I agree that fiat money made this mess possible, because if the government, while loaning money to the banks, had to transfer real wealth (either gold or money backed by gold) then it wouldn't happen so easily -- remember, we are running at a deficit, which means the government has no money to loan out. What they do is sneak in freshly printed money (on paper or via electronic transfers) into the system, devaluing the dollar, which effectively makes everyone using the dollar pay X% interest on every dollar.

Now here comes the crux of the current problem. You, the bank, has money to loan out for housing. The government says you must loan out some of it to people who cannot afford to pay the principle, especially with interest. If your bank refuses to go along with this, you get fined per customer denied and you won't get your government loan to continue operations. A lot of your cash gets tied up in bad loans, loans you were forced to make and that you cannot retract (foreclosure) without government approval. However, you are not too worried about this, because all houses are going up in price -- partially from inflation and partially from increased demand via the governmental force. So, if you do have to foreclose, some of that house has already been paid for, you take it over at a fraction of the price you had to pay for it, the price goes up, and you sell it to someone else making a huge profit, even though you had to foreclose on it. To top it off, the housing building industry is booming as new houses are built left and right to meet this artificial demand. It all works pretty smoothly until too many people begin to default because of inflation and adjustable interest rates -- i.e. they could pay out $1000 per month, but they can't handle $1300 per month.

» **Requirements**
In the post about fiat money and housing loans, why is the bank not too worried about the bad loans it was forced to make? Answer in one to three sentences.

[Region annotation records]
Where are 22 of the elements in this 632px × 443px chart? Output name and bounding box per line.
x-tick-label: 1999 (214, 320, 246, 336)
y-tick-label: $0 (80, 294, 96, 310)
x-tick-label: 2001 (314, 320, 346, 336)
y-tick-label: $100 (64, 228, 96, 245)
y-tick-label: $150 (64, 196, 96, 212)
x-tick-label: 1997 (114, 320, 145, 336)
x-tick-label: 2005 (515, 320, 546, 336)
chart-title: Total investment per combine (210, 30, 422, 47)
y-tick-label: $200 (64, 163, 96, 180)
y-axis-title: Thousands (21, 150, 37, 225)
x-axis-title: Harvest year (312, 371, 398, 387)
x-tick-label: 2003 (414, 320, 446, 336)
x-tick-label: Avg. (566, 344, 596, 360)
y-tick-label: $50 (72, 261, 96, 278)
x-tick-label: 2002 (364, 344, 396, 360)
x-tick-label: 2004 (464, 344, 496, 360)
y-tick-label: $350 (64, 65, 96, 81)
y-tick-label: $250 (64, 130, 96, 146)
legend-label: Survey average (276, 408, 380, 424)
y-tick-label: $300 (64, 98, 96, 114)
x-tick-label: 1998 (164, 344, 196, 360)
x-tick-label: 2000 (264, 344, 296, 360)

» **Exercise solution**
House prices are rising, partly from inflation and partly from the demand the government created. If the bank has to foreclose, part of the house is already paid for. The bank takes it over at a fraction of what it paid, waits for the price to climb, and sells it to someone else at a big profit.